THE EXERCISE:
Your task is to output the data exactly as it stands.

RAW DATA:
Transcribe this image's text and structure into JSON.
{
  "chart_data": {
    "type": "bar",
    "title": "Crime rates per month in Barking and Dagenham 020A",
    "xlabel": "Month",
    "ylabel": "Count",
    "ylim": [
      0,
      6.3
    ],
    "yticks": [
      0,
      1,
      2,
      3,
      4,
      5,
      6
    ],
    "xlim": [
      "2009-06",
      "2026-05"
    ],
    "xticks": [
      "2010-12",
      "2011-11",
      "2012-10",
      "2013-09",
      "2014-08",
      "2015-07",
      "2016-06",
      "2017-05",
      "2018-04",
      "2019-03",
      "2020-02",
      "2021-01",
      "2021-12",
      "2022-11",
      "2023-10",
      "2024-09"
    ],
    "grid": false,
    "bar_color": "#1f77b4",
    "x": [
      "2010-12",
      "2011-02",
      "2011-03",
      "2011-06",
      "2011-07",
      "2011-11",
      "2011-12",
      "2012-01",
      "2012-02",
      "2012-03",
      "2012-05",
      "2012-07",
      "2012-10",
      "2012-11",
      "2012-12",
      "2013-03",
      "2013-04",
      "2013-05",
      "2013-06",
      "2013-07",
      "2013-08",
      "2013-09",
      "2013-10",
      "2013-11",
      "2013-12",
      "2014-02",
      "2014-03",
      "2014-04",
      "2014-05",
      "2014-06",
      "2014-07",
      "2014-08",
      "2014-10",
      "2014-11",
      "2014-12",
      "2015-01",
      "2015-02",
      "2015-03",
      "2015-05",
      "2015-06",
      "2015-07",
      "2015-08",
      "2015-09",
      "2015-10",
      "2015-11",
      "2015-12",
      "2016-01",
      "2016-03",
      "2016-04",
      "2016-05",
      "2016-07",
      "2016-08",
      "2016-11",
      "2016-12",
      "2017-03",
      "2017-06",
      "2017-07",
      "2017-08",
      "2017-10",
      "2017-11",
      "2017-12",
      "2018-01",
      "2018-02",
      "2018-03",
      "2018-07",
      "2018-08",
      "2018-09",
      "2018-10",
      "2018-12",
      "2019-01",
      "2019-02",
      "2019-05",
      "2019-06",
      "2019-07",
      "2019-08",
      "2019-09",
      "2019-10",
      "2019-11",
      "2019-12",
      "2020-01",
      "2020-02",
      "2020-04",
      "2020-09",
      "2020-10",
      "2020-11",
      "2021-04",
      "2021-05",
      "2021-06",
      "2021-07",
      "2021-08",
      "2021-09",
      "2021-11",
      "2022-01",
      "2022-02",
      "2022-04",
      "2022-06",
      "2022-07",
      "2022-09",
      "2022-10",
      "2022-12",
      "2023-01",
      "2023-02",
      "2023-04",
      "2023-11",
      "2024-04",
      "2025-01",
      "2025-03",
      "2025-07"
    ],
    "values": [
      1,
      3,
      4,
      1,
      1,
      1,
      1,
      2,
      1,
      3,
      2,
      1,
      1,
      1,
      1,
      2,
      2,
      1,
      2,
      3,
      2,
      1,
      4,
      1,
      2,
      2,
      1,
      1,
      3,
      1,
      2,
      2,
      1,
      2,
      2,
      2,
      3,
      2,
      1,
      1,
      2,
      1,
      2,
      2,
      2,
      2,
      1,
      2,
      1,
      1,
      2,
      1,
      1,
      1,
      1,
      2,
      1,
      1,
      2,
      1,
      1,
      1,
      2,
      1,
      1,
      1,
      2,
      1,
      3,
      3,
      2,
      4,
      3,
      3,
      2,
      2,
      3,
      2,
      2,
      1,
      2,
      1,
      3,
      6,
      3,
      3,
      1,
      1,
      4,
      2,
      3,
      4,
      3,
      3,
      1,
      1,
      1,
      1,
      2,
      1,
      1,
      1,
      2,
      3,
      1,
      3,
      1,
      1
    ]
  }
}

RESULT OF THIS TASK:
Transcribe this image's text and structure into JSON.
{
  "chart_data": {
    "type": "bar",
    "title": "Crime rates per month in Barking and Dagenham 020A",
    "xlabel": "Month",
    "ylabel": "Count",
    "ylim": [
      0,
      6.3
    ],
    "yticks": [
      0,
      1,
      2,
      3,
      4,
      5,
      6
    ],
    "xlim": [
      "2009-06",
      "2026-05"
    ],
    "xticks": [
      "2010-12",
      "2011-11",
      "2012-10",
      "2013-09",
      "2014-08",
      "2015-07",
      "2016-06",
      "2017-05",
      "2018-04",
      "2019-03",
      "2020-02",
      "2021-01",
      "2021-12",
      "2022-11",
      "2023-10",
      "2024-09"
    ],
    "grid": false,
    "bar_color": "#1f77b4",
    "x": [
      "2010-12",
      "2011-02",
      "2011-03",
      "2011-06",
      "2011-07",
      "2011-11",
      "2011-12",
      "2012-01",
      "2012-02",
      "2012-03",
      "2012-05",
      "2012-07",
      "2012-10",
      "2012-11",
      "2012-12",
      "2013-03",
      "2013-04",
      "2013-05",
      "2013-06",
      "2013-07",
      "2013-08",
      "2013-09",
      "2013-10",
      "2013-11",
      "2013-12",
      "2014-02",
      "2014-03",
      "2014-04",
      "2014-05",
      "2014-06",
      "2014-07",
      "2014-08",
      "2014-10",
      "2014-11",
      "2014-12",
      "2015-01",
      "2015-02",
      "2015-03",
      "2015-05",
      "2015-06",
      "2015-07",
      "2015-08",
      "2015-09",
      "2015-10",
      "2015-11",
      "2015-12",
      "2016-01",
      "2016-03",
      "2016-04",
      "2016-05",
      "2016-07",
      "2016-08",
      "2016-11",
      "2016-12",
      "2017-03",
      "2017-06",
      "2017-07",
      "2017-08",
      "2017-10",
      "2017-11",
      "2017-12",
      "2018-01",
      "2018-02",
      "2018-03",
      "2018-07",
      "2018-08",
      "2018-09",
      "2018-10",
      "2018-12",
      "2019-01",
      "2019-02",
      "2019-05",
      "2019-06",
      "2019-07",
      "2019-08",
      "2019-09",
      "2019-10",
      "2019-11",
      "2019-12",
      "2020-01",
      "2020-02",
      "2020-04",
      "2020-09",
      "2020-10",
      "2020-11",
      "2021-04",
      "2021-05",
      "2021-06",
      "2021-07",
      "2021-08",
      "2021-09",
      "2021-11",
      "2022-01",
      "2022-02",
      "2022-04",
      "2022-06",
      "2022-07",
      "2022-09",
      "2022-10",
      "2022-12",
      "2023-01",
      "2023-02",
      "2023-04",
      "2023-11",
      "2024-04",
      "2025-01",
      "2025-03",
      "2025-07"
    ],
    "values": [
      1,
      3,
      4,
      1,
      1,
      1,
      1,
      2,
      1,
      3,
      2,
      1,
      1,
      1,
      1,
      2,
      2,
      1,
      2,
      3,
      2,
      1,
      4,
      1,
      2,
      2,
      1,
      1,
      3,
      1,
      2,
      2,
      1,
      2,
      2,
      2,
      3,
      2,
      1,
      1,
      2,
      1,
      2,
      2,
      2,
      2,
      1,
      2,
      1,
      1,
      2,
      1,
      1,
      1,
      1,
      2,
      1,
      1,
      2,
      1,
      1,
      1,
      2,
      1,
      1,
      1,
      2,
      1,
      3,
      3,
      2,
      4,
      3,
      3,
      2,
      2,
      3,
      2,
      2,
      1,
      2,
      1,
      3,
      6,
      3,
      3,
      1,
      1,
      4,
      2,
      3,
      4,
      3,
      3,
      1,
      1,
      1,
      1,
      2,
      1,
      1,
      1,
      2,
      3,
      1,
      3,
      1,
      1
    ]
  }
}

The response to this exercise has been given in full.